## Written instruction:
For the material that follows, list every line containing the word "text".

======== Data excerpts

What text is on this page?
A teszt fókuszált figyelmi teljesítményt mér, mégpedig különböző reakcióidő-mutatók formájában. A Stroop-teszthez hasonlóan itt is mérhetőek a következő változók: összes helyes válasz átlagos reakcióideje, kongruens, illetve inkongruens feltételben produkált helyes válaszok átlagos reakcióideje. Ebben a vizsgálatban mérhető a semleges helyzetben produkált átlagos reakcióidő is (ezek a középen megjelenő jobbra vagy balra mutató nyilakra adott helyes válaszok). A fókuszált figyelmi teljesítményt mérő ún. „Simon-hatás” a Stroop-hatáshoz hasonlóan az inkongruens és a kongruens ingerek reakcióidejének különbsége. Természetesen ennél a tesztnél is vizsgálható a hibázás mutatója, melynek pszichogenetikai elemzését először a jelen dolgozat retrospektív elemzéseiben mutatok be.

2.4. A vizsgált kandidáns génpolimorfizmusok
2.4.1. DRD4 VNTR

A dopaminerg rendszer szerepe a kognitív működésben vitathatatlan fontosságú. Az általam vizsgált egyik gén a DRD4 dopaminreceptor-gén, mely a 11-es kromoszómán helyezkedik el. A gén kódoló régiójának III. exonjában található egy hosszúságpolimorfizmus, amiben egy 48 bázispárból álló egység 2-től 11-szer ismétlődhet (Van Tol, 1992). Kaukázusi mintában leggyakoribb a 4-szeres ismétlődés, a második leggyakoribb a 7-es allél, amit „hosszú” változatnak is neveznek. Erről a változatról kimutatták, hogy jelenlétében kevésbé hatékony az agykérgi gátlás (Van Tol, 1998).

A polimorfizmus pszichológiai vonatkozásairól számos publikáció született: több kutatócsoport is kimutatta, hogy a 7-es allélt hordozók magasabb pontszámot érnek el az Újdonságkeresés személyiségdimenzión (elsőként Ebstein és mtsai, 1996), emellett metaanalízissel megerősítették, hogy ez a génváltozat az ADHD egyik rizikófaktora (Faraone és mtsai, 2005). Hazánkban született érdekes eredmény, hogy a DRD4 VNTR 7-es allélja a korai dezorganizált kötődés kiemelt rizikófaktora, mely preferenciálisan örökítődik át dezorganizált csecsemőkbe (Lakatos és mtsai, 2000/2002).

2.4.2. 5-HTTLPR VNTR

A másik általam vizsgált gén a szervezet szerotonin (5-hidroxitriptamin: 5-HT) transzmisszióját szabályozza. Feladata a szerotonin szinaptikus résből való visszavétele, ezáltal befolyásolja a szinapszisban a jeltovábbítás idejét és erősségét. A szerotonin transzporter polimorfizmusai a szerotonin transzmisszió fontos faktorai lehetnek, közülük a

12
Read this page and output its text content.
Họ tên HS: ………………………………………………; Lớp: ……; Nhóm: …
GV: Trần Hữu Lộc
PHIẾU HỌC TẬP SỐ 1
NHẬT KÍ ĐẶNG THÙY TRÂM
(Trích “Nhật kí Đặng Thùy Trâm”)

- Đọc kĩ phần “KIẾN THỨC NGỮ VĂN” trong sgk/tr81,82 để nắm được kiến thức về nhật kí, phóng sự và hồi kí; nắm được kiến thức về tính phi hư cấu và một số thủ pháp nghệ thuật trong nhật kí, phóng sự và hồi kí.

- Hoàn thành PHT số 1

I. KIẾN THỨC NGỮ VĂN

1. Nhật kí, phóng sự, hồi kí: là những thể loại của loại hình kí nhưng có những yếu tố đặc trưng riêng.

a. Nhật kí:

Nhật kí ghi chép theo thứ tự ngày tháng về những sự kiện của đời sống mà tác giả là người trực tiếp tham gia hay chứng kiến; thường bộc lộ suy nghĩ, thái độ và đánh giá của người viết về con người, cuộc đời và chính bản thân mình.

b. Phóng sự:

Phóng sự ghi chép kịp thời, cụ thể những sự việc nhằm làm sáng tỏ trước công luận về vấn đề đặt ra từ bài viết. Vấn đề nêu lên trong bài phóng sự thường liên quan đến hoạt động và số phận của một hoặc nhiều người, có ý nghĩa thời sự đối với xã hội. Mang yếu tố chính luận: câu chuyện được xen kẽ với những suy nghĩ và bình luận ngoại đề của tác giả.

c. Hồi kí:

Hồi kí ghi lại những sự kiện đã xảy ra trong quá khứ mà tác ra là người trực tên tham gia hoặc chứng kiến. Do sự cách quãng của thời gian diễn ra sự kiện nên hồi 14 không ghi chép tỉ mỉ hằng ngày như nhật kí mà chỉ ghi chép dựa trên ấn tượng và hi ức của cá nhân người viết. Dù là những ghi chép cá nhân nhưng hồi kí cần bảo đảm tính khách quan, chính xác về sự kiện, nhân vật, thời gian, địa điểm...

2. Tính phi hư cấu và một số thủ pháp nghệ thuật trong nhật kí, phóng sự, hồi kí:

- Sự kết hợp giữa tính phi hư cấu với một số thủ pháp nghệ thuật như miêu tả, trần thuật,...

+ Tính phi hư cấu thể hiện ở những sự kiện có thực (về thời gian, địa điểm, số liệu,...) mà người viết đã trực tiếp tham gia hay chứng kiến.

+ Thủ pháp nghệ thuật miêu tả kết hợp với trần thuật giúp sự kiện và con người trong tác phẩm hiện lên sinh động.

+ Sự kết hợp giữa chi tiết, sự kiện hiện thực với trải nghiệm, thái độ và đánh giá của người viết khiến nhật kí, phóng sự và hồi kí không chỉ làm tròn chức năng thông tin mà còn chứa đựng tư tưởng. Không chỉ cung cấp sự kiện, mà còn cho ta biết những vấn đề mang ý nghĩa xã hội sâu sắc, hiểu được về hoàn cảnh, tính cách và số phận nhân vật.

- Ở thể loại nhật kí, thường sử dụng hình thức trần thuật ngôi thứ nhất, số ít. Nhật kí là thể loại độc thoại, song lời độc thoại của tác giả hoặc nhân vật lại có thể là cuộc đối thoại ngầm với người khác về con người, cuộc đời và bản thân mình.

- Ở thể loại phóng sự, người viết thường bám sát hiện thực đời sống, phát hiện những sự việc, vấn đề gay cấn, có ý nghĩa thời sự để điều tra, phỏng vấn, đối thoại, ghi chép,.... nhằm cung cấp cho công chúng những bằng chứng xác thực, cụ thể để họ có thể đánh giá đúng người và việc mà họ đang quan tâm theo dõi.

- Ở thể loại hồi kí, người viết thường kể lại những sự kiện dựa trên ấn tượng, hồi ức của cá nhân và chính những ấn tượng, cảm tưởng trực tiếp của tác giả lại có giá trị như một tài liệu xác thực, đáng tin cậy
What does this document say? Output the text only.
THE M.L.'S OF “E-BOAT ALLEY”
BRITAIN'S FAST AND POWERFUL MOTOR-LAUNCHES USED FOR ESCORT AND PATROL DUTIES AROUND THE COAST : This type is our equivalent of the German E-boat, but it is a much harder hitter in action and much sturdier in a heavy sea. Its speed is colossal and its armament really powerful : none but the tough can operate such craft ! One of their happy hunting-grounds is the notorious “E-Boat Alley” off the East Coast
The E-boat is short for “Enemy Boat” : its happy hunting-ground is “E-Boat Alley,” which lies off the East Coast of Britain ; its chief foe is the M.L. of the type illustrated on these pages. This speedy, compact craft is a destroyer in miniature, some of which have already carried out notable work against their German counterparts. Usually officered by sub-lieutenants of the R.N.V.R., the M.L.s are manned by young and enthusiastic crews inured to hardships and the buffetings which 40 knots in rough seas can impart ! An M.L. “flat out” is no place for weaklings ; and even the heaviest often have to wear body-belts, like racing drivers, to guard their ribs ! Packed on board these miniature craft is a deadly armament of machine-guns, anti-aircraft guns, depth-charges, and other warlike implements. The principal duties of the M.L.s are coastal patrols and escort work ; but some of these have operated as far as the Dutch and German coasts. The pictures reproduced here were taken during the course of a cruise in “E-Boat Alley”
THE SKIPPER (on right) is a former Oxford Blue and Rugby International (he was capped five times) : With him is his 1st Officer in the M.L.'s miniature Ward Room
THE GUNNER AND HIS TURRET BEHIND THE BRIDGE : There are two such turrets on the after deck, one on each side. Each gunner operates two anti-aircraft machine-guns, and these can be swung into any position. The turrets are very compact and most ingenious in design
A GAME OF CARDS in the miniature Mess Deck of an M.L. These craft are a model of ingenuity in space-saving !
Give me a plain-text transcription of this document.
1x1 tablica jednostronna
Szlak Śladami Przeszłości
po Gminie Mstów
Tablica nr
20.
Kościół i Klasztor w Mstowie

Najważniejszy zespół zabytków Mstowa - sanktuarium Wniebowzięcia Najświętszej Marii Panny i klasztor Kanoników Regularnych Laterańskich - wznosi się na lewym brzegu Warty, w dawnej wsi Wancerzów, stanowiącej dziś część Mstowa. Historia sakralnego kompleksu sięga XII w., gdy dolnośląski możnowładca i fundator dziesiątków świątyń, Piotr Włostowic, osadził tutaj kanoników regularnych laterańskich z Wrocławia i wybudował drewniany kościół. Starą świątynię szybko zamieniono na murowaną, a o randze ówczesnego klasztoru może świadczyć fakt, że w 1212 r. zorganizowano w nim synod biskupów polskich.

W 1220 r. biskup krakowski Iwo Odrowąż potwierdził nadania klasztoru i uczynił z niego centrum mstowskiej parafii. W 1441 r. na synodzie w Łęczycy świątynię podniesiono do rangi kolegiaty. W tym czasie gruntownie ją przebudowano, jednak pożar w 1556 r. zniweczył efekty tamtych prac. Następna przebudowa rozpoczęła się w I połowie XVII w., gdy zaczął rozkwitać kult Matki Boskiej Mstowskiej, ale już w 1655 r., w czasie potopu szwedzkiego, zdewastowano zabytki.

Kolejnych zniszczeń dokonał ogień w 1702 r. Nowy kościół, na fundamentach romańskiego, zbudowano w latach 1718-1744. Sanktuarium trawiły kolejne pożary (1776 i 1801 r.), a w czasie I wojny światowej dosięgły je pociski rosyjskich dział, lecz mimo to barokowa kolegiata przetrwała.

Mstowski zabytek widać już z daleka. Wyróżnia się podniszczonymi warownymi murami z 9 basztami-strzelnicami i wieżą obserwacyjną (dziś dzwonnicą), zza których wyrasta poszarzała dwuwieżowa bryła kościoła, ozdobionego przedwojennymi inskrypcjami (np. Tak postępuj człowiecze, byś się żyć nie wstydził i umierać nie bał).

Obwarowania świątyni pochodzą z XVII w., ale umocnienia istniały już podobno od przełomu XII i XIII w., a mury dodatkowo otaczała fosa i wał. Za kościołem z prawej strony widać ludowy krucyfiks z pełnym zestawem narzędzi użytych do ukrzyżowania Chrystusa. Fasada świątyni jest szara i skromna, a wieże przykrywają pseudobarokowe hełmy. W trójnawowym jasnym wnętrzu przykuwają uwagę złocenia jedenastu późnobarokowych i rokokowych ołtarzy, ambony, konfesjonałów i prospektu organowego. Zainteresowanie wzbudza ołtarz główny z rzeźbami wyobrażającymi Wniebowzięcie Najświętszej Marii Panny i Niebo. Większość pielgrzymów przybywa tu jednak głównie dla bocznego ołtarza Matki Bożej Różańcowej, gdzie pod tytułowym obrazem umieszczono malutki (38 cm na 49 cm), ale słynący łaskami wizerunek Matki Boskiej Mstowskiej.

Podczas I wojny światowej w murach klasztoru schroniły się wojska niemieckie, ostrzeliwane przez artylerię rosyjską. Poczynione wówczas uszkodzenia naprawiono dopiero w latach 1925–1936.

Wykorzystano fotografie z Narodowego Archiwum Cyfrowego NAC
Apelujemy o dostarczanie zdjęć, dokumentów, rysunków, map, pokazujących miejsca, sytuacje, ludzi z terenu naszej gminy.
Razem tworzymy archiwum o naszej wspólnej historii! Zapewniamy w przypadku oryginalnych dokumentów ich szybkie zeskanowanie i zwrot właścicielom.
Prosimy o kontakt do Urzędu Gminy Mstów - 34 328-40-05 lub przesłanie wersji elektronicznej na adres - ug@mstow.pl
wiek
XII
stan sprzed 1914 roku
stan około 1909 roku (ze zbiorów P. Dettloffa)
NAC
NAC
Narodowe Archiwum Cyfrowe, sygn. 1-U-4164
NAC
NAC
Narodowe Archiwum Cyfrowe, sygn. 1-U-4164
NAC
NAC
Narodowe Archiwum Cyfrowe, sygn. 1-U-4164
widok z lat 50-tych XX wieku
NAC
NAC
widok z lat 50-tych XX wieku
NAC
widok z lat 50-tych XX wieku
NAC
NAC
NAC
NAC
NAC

================

## Correct answer:
What text is on this page?
Read this page and output its text content.
What does this document say? Output the text only.
Give me a plain-text transcription of this document.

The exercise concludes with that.